THE TASK:
Search the entries below. Return every line that has "ЗАКЛАДІВ" in it.

INFORMATION PROVIDED:
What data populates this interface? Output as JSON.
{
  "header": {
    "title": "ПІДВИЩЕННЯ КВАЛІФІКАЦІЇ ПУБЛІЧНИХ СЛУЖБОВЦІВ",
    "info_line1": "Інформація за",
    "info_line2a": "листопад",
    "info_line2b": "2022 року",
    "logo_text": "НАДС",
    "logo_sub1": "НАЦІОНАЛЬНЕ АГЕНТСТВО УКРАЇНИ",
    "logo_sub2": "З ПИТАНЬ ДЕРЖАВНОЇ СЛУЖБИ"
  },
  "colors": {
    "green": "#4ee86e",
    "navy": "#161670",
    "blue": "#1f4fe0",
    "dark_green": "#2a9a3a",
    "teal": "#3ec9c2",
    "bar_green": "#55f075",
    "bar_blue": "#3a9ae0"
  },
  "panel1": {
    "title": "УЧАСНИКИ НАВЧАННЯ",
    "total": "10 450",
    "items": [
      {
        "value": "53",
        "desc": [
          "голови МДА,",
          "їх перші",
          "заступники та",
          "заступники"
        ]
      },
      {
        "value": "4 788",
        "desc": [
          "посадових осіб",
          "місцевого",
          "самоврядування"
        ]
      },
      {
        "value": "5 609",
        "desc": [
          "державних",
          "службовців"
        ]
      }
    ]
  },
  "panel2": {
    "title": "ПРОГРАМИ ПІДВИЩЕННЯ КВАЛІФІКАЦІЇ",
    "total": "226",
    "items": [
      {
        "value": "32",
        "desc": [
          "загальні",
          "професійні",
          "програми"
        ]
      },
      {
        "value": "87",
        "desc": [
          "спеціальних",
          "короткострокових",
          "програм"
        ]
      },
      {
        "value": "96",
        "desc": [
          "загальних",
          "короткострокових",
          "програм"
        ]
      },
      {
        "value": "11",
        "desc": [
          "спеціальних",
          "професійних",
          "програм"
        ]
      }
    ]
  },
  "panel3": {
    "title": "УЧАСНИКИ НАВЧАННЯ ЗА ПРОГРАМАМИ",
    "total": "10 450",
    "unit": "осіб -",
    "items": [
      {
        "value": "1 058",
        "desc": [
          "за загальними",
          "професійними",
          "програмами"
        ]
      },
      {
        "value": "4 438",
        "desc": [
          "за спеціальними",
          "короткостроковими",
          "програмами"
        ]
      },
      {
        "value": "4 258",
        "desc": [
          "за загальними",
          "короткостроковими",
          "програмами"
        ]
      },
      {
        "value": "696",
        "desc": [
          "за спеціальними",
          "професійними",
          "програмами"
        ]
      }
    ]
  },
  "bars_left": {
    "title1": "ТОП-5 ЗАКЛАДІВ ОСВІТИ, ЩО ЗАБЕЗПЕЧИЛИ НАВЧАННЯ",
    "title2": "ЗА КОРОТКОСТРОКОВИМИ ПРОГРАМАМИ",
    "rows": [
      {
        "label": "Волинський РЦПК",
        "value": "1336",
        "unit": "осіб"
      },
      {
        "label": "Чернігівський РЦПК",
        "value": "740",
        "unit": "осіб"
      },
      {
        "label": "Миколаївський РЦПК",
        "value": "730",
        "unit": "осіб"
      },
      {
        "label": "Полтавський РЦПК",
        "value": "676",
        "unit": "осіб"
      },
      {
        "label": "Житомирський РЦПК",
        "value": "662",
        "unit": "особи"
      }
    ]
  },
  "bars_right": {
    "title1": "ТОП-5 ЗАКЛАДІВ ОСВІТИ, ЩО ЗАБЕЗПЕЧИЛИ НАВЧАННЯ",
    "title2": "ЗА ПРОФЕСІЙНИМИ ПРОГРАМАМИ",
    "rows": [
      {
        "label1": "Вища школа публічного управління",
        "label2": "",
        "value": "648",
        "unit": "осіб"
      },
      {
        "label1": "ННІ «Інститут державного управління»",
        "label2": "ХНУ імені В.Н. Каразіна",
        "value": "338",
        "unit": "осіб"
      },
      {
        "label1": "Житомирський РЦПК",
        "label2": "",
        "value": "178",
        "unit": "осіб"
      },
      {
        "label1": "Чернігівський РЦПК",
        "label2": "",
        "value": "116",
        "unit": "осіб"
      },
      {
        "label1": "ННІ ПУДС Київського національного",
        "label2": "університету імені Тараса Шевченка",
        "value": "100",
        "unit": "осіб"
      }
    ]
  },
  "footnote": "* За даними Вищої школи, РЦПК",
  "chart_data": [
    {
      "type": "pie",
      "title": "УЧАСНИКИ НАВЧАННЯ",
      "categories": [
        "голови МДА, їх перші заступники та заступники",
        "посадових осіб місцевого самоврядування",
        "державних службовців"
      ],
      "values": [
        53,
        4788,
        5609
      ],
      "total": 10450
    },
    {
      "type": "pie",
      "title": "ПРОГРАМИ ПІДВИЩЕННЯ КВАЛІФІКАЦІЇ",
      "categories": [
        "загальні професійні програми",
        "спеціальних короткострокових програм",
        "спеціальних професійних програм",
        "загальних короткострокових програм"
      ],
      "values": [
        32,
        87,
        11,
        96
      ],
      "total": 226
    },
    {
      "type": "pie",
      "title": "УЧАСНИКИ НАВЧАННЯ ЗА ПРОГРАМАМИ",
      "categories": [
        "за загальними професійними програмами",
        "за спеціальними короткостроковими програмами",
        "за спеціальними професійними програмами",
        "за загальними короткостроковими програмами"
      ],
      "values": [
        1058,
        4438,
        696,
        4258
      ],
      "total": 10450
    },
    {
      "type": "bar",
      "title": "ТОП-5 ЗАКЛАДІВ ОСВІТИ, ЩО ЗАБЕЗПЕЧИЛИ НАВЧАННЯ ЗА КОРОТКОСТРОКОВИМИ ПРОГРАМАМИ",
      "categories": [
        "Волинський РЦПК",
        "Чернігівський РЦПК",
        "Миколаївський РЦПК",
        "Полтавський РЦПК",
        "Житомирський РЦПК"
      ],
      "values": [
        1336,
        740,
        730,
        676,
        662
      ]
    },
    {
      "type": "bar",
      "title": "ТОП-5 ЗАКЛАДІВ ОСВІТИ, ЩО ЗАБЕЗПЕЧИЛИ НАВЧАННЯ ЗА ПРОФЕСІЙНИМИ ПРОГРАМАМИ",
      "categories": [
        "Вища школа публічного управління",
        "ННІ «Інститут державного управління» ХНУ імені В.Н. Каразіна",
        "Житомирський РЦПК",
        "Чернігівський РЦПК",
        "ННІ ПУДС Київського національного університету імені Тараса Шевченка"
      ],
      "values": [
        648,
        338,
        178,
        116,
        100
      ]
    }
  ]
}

WRITTEN ANSWER:
    "title1": "ТОП-5 ЗАКЛАДІВ ОСВІТИ, ЩО ЗАБЕЗПЕЧИЛИ НАВЧАННЯ",
    "title1": "ТОП-5 ЗАКЛАДІВ ОСВІТИ, ЩО ЗАБЕЗПЕЧИЛИ НАВЧАННЯ",
      "title": "ТОП-5 ЗАКЛАДІВ ОСВІТИ, ЩО ЗАБЕЗПЕЧИЛИ НАВЧАННЯ ЗА КОРОТКОСТРОКОВИМИ ПРОГРАМАМИ",
      "title": "ТОП-5 ЗАКЛАДІВ ОСВІТИ, ЩО ЗАБЕЗПЕЧИЛИ НАВЧАННЯ ЗА ПРОФЕСІЙНИМИ ПРОГРАМАМИ",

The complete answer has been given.